_Stated goal_
Restate all of the entries exactly, dropping any pictures they hold.
Start of Available data
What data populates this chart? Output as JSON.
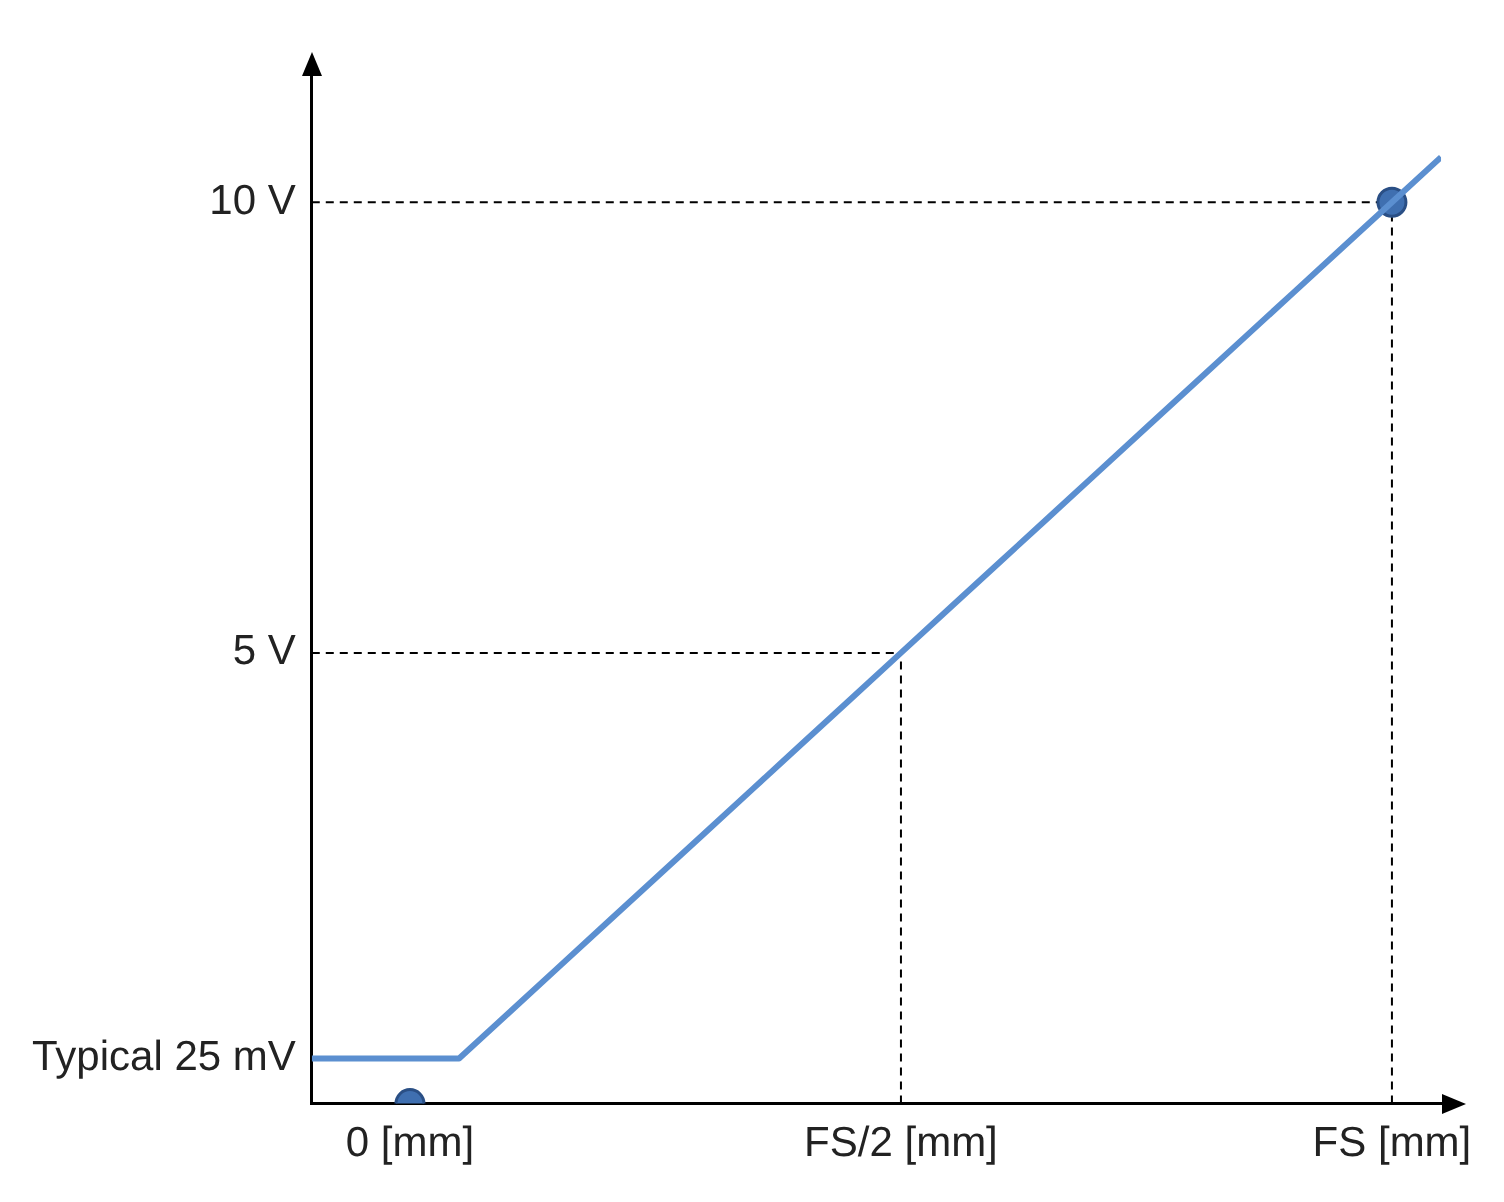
{
  "chart_data": {
    "type": "line",
    "categories": [
      null,
      null,
      "0 [mm]",
      null,
      null,
      null,
      null,
      null,
      null,
      null,
      null,
      null,
      "FS/2 [mm]",
      null,
      null,
      null,
      null,
      null,
      null,
      null,
      null,
      null,
      "FS [mm]",
      null
    ],
    "ylim": [
      0,
      11.4
    ],
    "yticks": [
      {
        "value": 0.5,
        "label": "Typical 25 mV"
      },
      {
        "value": 5,
        "label": "5 V"
      },
      {
        "value": 10,
        "label": "10 V"
      }
    ],
    "grid": false,
    "legend": false,
    "series": [
      {
        "color": "#5b8fd0",
        "values": [
          0.5,
          0.5,
          0.5,
          0.5,
          1,
          1.5,
          2,
          2.5,
          3,
          3.5,
          4,
          4.5,
          5,
          5.5,
          6,
          6.5,
          7,
          7.5,
          8,
          8.5,
          9,
          9.5,
          10,
          10.5
        ],
        "marker": "none"
      },
      {
        "type": "scatter",
        "color": "#3f6fb0",
        "x": [
          "0 [mm]",
          "FS [mm]"
        ],
        "values": [
          0,
          10
        ],
        "marker": "circle"
      }
    ],
    "ref_lines": [
      {
        "axis": "y",
        "value": 10,
        "color": "#000000",
        "line_style": "dashed"
      },
      {
        "axis": "y",
        "value": 5,
        "color": "#000000",
        "line_style": "dashed"
      },
      {
        "axis": "x",
        "value": "FS/2 [mm]",
        "color": "#000000",
        "line_style": "dashed"
      },
      {
        "axis": "x",
        "value": "FS [mm]",
        "color": "#000000",
        "line_style": "dashed"
      }
    ]
  }
}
End of Available data
_Full output_
What data populates this chart? Output as JSON.
{
  "chart_data": {
    "type": "line",
    "categories": [
      null,
      null,
      "0 [mm]",
      null,
      null,
      null,
      null,
      null,
      null,
      null,
      null,
      null,
      "FS/2 [mm]",
      null,
      null,
      null,
      null,
      null,
      null,
      null,
      null,
      null,
      "FS [mm]",
      null
    ],
    "ylim": [
      0,
      11.4
    ],
    "yticks": [
      {
        "value": 0.5,
        "label": "Typical 25 mV"
      },
      {
        "value": 5,
        "label": "5 V"
      },
      {
        "value": 10,
        "label": "10 V"
      }
    ],
    "grid": false,
    "legend": false,
    "series": [
      {
        "color": "#5b8fd0",
        "values": [
          0.5,
          0.5,
          0.5,
          0.5,
          1,
          1.5,
          2,
          2.5,
          3,
          3.5,
          4,
          4.5,
          5,
          5.5,
          6,
          6.5,
          7,
          7.5,
          8,
          8.5,
          9,
          9.5,
          10,
          10.5
        ],
        "marker": "none"
      },
      {
        "type": "scatter",
        "color": "#3f6fb0",
        "x": [
          "0 [mm]",
          "FS [mm]"
        ],
        "values": [
          0,
          10
        ],
        "marker": "circle"
      }
    ],
    "ref_lines": [
      {
        "axis": "y",
        "value": 10,
        "color": "#000000",
        "line_style": "dashed"
      },
      {
        "axis": "y",
        "value": 5,
        "color": "#000000",
        "line_style": "dashed"
      },
      {
        "axis": "x",
        "value": "FS/2 [mm]",
        "color": "#000000",
        "line_style": "dashed"
      },
      {
        "axis": "x",
        "value": "FS [mm]",
        "color": "#000000",
        "line_style": "dashed"
      }
    ]
  }
}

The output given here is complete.